-------- DATA FOR THE TASK --------

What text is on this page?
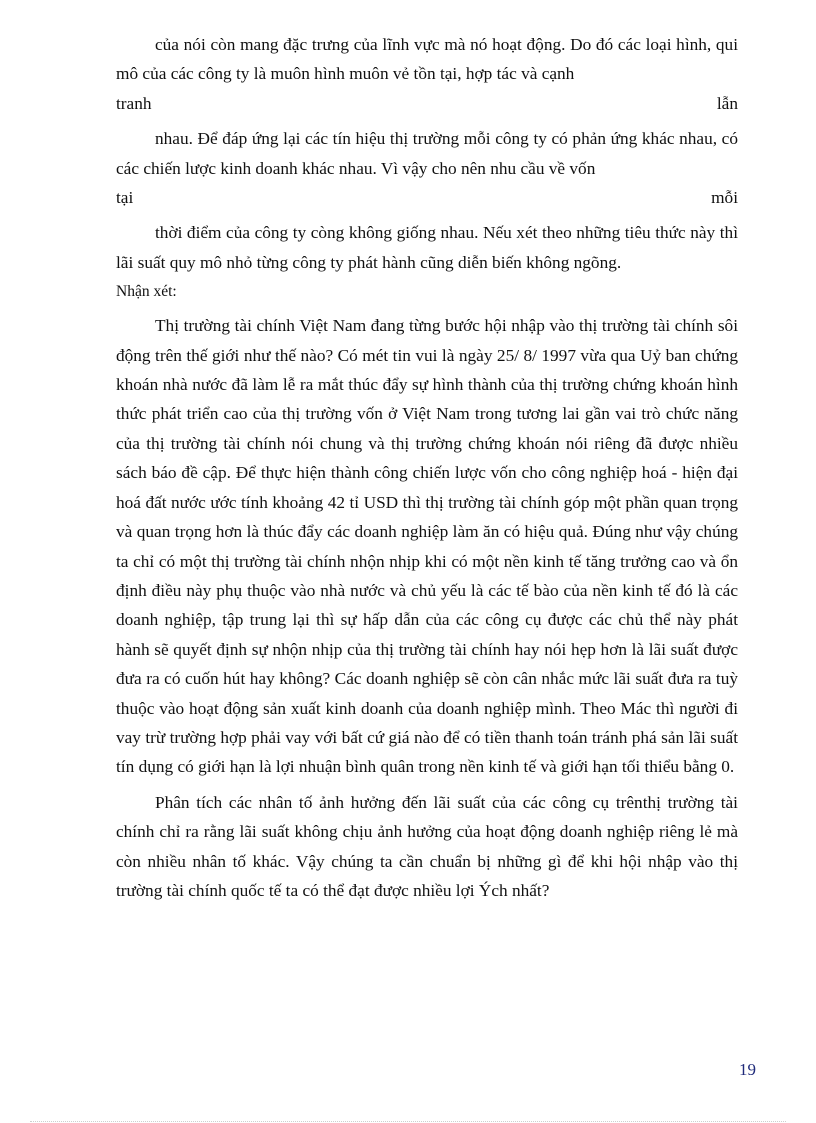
của nói còn mang đặc trưng của lĩnh vực mà nó hoạt động. Do đó các loại hình, qui mô của các công ty là muôn hình muôn vẻ tồn tại, hợp tác và cạnh

tranh lẫn

nhau. Để đáp ứng lại các tín hiệu thị trường mỗi công ty có phản ứng khác nhau, có các chiến lược kinh doanh khác nhau. Vì vậy cho nên nhu cầu về vốn

tại mỗi

thời điểm của công ty còng không giống nhau. Nếu xét theo những tiêu thức này thì lãi suất quy mô nhỏ từng công ty phát hành cũng diễn biến không ngõng.

Nhận xét:

Thị trường tài chính Việt Nam đang từng bước hội nhập vào thị trường tài chính sôi động trên thế giới như thế nào? Có mét tin vui là ngày 25/ 8/ 1997 vừa qua Uỷ ban chứng khoán nhà nước đã làm lễ ra mắt thúc đẩy sự hình thành của thị trường chứng khoán hình thức phát triển cao của thị trường vốn ở Việt Nam trong tương lai gần vai trò chức năng của thị trường tài chính nói chung và thị trường chứng khoán nói riêng đã được nhiều sách báo đề cập. Để thực hiện thành công chiến lược vốn cho công nghiệp hoá - hiện đại hoá đất nước ước tính khoảng 42 tỉ USD thì thị trường tài chính góp một phần quan trọng và quan trọng hơn là thúc đẩy các doanh nghiệp làm ăn có hiệu quả. Đúng như vậy chúng ta chỉ có một thị trường tài chính nhộn nhịp khi có một nền kinh tế tăng trưởng cao và ổn định điều này phụ thuộc vào nhà nước và chủ yếu là các tế bào của nền kinh tế đó là các doanh nghiệp, tập trung lại thì sự hấp dẫn của các công cụ được các chủ thể này phát hành sẽ quyết định sự nhộn nhịp của thị trường tài chính hay nói hẹp hơn là lãi suất được đưa ra có cuốn hút hay không? Các doanh nghiệp sẽ còn cân nhắc mức lãi suất đưa ra tuỳ thuộc vào hoạt động sản xuất kinh doanh của doanh nghiệp mình. Theo Mác thì người đi vay trừ trường hợp phải vay với bất cứ giá nào để có tiền thanh toán tránh phá sản lãi suất tín dụng có giới hạn là lợi nhuận bình quân trong nền kinh tế và giới hạn tối thiểu bằng 0.

Phân tích các nhân tố ảnh hưởng đến lãi suất của các công cụ trênthị trường tài chính chỉ ra rằng lãi suất không chịu ảnh hưởng của hoạt động doanh nghiệp riêng lẻ mà còn nhiều nhân tố khác. Vậy chúng ta cần chuẩn bị những gì để khi hội nhập vào thị trường tài chính quốc tế ta có thể đạt được nhiều lợi Ých nhất?

19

--------

REQUIREMENTS. Copy out the data above exactly, except the pictures.

SOLUTION TO THE EXERCISE.
What text is on this page?
của nói còn mang đặc trưng của lĩnh vực mà nó hoạt động. Do đó các loại hình, qui mô của các công ty là muôn hình muôn vẻ tồn tại, hợp tác và cạnh

tranh lẫn

nhau. Để đáp ứng lại các tín hiệu thị trường mỗi công ty có phản ứng khác nhau, có các chiến lược kinh doanh khác nhau. Vì vậy cho nên nhu cầu về vốn

tại mỗi

thời điểm của công ty còng không giống nhau. Nếu xét theo những tiêu thức này thì lãi suất quy mô nhỏ từng công ty phát hành cũng diễn biến không ngõng.

Nhận xét:

Thị trường tài chính Việt Nam đang từng bước hội nhập vào thị trường tài chính sôi động trên thế giới như thế nào? Có mét tin vui là ngày 25/ 8/ 1997 vừa qua Uỷ ban chứng khoán nhà nước đã làm lễ ra mắt thúc đẩy sự hình thành của thị trường chứng khoán hình thức phát triển cao của thị trường vốn ở Việt Nam trong tương lai gần vai trò chức năng của thị trường tài chính nói chung và thị trường chứng khoán nói riêng đã được nhiều sách báo đề cập. Để thực hiện thành công chiến lược vốn cho công nghiệp hoá - hiện đại hoá đất nước ước tính khoảng 42 tỉ USD thì thị trường tài chính góp một phần quan trọng và quan trọng hơn là thúc đẩy các doanh nghiệp làm ăn có hiệu quả. Đúng như vậy chúng ta chỉ có một thị trường tài chính nhộn nhịp khi có một nền kinh tế tăng trưởng cao và ổn định điều này phụ thuộc vào nhà nước và chủ yếu là các tế bào của nền kinh tế đó là các doanh nghiệp, tập trung lại thì sự hấp dẫn của các công cụ được các chủ thể này phát hành sẽ quyết định sự nhộn nhịp của thị trường tài chính hay nói hẹp hơn là lãi suất được đưa ra có cuốn hút hay không? Các doanh nghiệp sẽ còn cân nhắc mức lãi suất đưa ra tuỳ thuộc vào hoạt động sản xuất kinh doanh của doanh nghiệp mình. Theo Mác thì người đi vay trừ trường hợp phải vay với bất cứ giá nào để có tiền thanh toán tránh phá sản lãi suất tín dụng có giới hạn là lợi nhuận bình quân trong nền kinh tế và giới hạn tối thiểu bằng 0.

Phân tích các nhân tố ảnh hưởng đến lãi suất của các công cụ trênthị trường tài chính chỉ ra rằng lãi suất không chịu ảnh hưởng của hoạt động doanh nghiệp riêng lẻ mà còn nhiều nhân tố khác. Vậy chúng ta cần chuẩn bị những gì để khi hội nhập vào thị trường tài chính quốc tế ta có thể đạt được nhiều lợi Ých nhất?

19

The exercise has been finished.